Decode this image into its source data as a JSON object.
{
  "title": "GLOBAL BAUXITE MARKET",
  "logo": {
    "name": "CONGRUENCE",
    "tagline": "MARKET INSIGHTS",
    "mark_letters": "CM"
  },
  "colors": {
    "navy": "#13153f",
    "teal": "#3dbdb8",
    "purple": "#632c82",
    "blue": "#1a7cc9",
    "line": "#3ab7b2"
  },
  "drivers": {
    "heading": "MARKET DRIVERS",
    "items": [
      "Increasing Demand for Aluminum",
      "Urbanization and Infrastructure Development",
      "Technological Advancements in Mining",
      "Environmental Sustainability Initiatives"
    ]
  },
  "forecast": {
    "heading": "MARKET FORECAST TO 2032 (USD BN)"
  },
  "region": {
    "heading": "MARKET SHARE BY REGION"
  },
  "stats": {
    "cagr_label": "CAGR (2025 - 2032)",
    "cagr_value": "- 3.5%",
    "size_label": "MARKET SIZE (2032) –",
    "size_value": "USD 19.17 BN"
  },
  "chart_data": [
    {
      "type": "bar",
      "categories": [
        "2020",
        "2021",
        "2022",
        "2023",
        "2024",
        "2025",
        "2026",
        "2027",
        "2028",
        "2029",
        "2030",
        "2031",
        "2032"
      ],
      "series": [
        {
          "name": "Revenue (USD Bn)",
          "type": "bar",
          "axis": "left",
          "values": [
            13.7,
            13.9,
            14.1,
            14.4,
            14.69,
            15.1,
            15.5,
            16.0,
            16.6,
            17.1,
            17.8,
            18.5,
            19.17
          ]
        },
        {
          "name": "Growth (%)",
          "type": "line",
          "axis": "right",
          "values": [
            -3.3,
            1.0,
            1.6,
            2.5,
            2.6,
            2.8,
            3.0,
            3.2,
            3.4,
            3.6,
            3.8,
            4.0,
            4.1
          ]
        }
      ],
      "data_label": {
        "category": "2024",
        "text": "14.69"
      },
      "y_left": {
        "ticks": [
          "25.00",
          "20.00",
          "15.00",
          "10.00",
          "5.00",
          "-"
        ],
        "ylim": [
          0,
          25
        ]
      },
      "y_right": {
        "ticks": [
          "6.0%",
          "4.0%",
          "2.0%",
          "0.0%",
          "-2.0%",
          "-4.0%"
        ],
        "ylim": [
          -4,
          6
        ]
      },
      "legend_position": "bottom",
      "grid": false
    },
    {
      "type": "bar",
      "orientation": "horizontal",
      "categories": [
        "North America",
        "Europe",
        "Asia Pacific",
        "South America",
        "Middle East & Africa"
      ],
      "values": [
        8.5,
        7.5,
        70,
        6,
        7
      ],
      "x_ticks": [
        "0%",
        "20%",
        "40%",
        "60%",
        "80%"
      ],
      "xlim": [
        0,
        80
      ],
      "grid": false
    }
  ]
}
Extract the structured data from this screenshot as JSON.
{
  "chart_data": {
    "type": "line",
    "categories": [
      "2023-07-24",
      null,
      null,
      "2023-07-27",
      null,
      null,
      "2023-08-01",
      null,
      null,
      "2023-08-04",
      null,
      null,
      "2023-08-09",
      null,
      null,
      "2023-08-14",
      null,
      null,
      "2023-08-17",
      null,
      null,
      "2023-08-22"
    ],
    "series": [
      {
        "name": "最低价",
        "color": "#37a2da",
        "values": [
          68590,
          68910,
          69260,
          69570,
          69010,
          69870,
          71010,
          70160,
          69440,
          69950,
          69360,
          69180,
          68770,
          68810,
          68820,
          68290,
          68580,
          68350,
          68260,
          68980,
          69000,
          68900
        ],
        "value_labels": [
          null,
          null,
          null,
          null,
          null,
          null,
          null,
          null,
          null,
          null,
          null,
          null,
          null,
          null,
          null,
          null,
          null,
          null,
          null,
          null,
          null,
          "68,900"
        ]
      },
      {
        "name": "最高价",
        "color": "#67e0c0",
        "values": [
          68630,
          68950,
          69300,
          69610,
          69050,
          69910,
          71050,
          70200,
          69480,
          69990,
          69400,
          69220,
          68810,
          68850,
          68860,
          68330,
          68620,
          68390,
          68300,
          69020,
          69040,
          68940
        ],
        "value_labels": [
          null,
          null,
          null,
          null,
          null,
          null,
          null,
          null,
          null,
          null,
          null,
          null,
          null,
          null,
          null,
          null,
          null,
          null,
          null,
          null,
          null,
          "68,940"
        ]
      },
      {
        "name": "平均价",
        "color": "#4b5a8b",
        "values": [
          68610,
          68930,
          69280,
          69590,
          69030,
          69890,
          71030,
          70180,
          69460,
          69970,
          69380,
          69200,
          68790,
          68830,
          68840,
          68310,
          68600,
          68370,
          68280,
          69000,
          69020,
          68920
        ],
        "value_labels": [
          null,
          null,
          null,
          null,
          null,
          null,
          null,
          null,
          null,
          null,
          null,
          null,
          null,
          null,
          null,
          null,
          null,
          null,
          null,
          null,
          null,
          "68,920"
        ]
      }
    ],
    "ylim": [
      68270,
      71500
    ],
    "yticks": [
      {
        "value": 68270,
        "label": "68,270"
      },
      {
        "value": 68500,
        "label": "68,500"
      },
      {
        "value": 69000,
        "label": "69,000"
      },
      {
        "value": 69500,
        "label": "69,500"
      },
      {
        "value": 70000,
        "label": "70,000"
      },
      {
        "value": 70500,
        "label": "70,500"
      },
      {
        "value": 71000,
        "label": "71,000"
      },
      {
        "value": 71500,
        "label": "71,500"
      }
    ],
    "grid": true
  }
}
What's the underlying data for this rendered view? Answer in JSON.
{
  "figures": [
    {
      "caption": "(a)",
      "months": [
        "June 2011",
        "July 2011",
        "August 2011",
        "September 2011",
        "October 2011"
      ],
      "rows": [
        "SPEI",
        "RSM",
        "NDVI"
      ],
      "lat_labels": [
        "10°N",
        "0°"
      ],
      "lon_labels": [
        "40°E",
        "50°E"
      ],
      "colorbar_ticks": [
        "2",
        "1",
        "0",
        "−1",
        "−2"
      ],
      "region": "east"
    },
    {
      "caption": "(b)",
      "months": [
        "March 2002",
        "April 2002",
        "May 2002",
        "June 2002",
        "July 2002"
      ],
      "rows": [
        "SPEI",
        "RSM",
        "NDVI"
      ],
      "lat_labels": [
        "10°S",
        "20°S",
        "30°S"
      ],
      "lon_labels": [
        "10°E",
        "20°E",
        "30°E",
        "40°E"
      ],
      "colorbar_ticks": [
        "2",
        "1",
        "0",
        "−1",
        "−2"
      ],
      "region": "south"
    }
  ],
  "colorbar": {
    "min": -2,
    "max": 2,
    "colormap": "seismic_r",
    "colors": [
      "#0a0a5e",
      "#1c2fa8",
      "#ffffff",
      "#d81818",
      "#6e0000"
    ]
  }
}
------------------------------------------------------------
**TASK DETAILS:**
Above are the records; copy all of them exactly.

**REPLY TO THE EXERCISE:**
Decode this image into its source data as a JSON object.
{
  "title": "GLOBAL BAUXITE MARKET",
  "logo": {
    "name": "CONGRUENCE",
    "tagline": "MARKET INSIGHTS",
    "mark_letters": "CM"
  },
  "colors": {
    "navy": "#13153f",
    "teal": "#3dbdb8",
    "purple": "#632c82",
    "blue": "#1a7cc9",
    "line": "#3ab7b2"
  },
  "drivers": {
    "heading": "MARKET DRIVERS",
    "items": [
      "Increasing Demand for Aluminum",
      "Urbanization and Infrastructure Development",
      "Technological Advancements in Mining",
      "Environmental Sustainability Initiatives"
    ]
  },
  "forecast": {
    "heading": "MARKET FORECAST TO 2032 (USD BN)"
  },
  "region": {
    "heading": "MARKET SHARE BY REGION"
  },
  "stats": {
    "cagr_label": "CAGR (2025 - 2032)",
    "cagr_value": "- 3.5%",
    "size_label": "MARKET SIZE (2032) –",
    "size_value": "USD 19.17 BN"
  },
  "chart_data": [
    {
      "type": "bar",
      "categories": [
        "2020",
        "2021",
        "2022",
        "2023",
        "2024",
        "2025",
        "2026",
        "2027",
        "2028",
        "2029",
        "2030",
        "2031",
        "2032"
      ],
      "series": [
        {
          "name": "Revenue (USD Bn)",
          "type": "bar",
          "axis": "left",
          "values": [
            13.7,
            13.9,
            14.1,
            14.4,
            14.69,
            15.1,
            15.5,
            16.0,
            16.6,
            17.1,
            17.8,
            18.5,
            19.17
          ]
        },
        {
          "name": "Growth (%)",
          "type": "line",
          "axis": "right",
          "values": [
            -3.3,
            1.0,
            1.6,
            2.5,
            2.6,
            2.8,
            3.0,
            3.2,
            3.4,
            3.6,
            3.8,
            4.0,
            4.1
          ]
        }
      ],
      "data_label": {
        "category": "2024",
        "text": "14.69"
      },
      "y_left": {
        "ticks": [
          "25.00",
          "20.00",
          "15.00",
          "10.00",
          "5.00",
          "-"
        ],
        "ylim": [
          0,
          25
        ]
      },
      "y_right": {
        "ticks": [
          "6.0%",
          "4.0%",
          "2.0%",
          "0.0%",
          "-2.0%",
          "-4.0%"
        ],
        "ylim": [
          -4,
          6
        ]
      },
      "legend_position": "bottom",
      "grid": false
    },
    {
      "type": "bar",
      "orientation": "horizontal",
      "categories": [
        "North America",
        "Europe",
        "Asia Pacific",
        "South America",
        "Middle East & Africa"
      ],
      "values": [
        8.5,
        7.5,
        70,
        6,
        7
      ],
      "x_ticks": [
        "0%",
        "20%",
        "40%",
        "60%",
        "80%"
      ],
      "xlim": [
        0,
        80
      ],
      "grid": false
    }
  ]
}
Extract the structured data from this screenshot as JSON.
{
  "chart_data": {
    "type": "line",
    "categories": [
      "2023-07-24",
      null,
      null,
      "2023-07-27",
      null,
      null,
      "2023-08-01",
      null,
      null,
      "2023-08-04",
      null,
      null,
      "2023-08-09",
      null,
      null,
      "2023-08-14",
      null,
      null,
      "2023-08-17",
      null,
      null,
      "2023-08-22"
    ],
    "series": [
      {
        "name": "最低价",
        "color": "#37a2da",
        "values": [
          68590,
          68910,
          69260,
          69570,
          69010,
          69870,
          71010,
          70160,
          69440,
          69950,
          69360,
          69180,
          68770,
          68810,
          68820,
          68290,
          68580,
          68350,
          68260,
          68980,
          69000,
          68900
        ],
        "value_labels": [
          null,
          null,
          null,
          null,
          null,
          null,
          null,
          null,
          null,
          null,
          null,
          null,
          null,
          null,
          null,
          null,
          null,
          null,
          null,
          null,
          null,
          "68,900"
        ]
      },
      {
        "name": "最高价",
        "color": "#67e0c0",
        "values": [
          68630,
          68950,
          69300,
          69610,
          69050,
          69910,
          71050,
          70200,
          69480,
          69990,
          69400,
          69220,
          68810,
          68850,
          68860,
          68330,
          68620,
          68390,
          68300,
          69020,
          69040,
          68940
        ],
        "value_labels": [
          null,
          null,
          null,
          null,
          null,
          null,
          null,
          null,
          null,
          null,
          null,
          null,
          null,
          null,
          null,
          null,
          null,
          null,
          null,
          null,
          null,
          "68,940"
        ]
      },
      {
        "name": "平均价",
        "color": "#4b5a8b",
        "values": [
          68610,
          68930,
          69280,
          69590,
          69030,
          69890,
          71030,
          70180,
          69460,
          69970,
          69380,
          69200,
          68790,
          68830,
          68840,
          68310,
          68600,
          68370,
          68280,
          69000,
          69020,
          68920
        ],
        "value_labels": [
          null,
          null,
          null,
          null,
          null,
          null,
          null,
          null,
          null,
          null,
          null,
          null,
          null,
          null,
          null,
          null,
          null,
          null,
          null,
          null,
          null,
          "68,920"
        ]
      }
    ],
    "ylim": [
      68270,
      71500
    ],
    "yticks": [
      {
        "value": 68270,
        "label": "68,270"
      },
      {
        "value": 68500,
        "label": "68,500"
      },
      {
        "value": 69000,
        "label": "69,000"
      },
      {
        "value": 69500,
        "label": "69,500"
      },
      {
        "value": 70000,
        "label": "70,000"
      },
      {
        "value": 70500,
        "label": "70,500"
      },
      {
        "value": 71000,
        "label": "71,000"
      },
      {
        "value": 71500,
        "label": "71,500"
      }
    ],
    "grid": true
  }
}
What's the underlying data for this rendered view? Answer in JSON.
{
  "figures": [
    {
      "caption": "(a)",
      "months": [
        "June 2011",
        "July 2011",
        "August 2011",
        "September 2011",
        "October 2011"
      ],
      "rows": [
        "SPEI",
        "RSM",
        "NDVI"
      ],
      "lat_labels": [
        "10°N",
        "0°"
      ],
      "lon_labels": [
        "40°E",
        "50°E"
      ],
      "colorbar_ticks": [
        "2",
        "1",
        "0",
        "−1",
        "−2"
      ],
      "region": "east"
    },
    {
      "caption": "(b)",
      "months": [
        "March 2002",
        "April 2002",
        "May 2002",
        "June 2002",
        "July 2002"
      ],
      "rows": [
        "SPEI",
        "RSM",
        "NDVI"
      ],
      "lat_labels": [
        "10°S",
        "20°S",
        "30°S"
      ],
      "lon_labels": [
        "10°E",
        "20°E",
        "30°E",
        "40°E"
      ],
      "colorbar_ticks": [
        "2",
        "1",
        "0",
        "−1",
        "−2"
      ],
      "region": "south"
    }
  ],
  "colorbar": {
    "min": -2,
    "max": 2,
    "colormap": "seismic_r",
    "colors": [
      "#0a0a5e",
      "#1c2fa8",
      "#ffffff",
      "#d81818",
      "#6e0000"
    ]
  }
}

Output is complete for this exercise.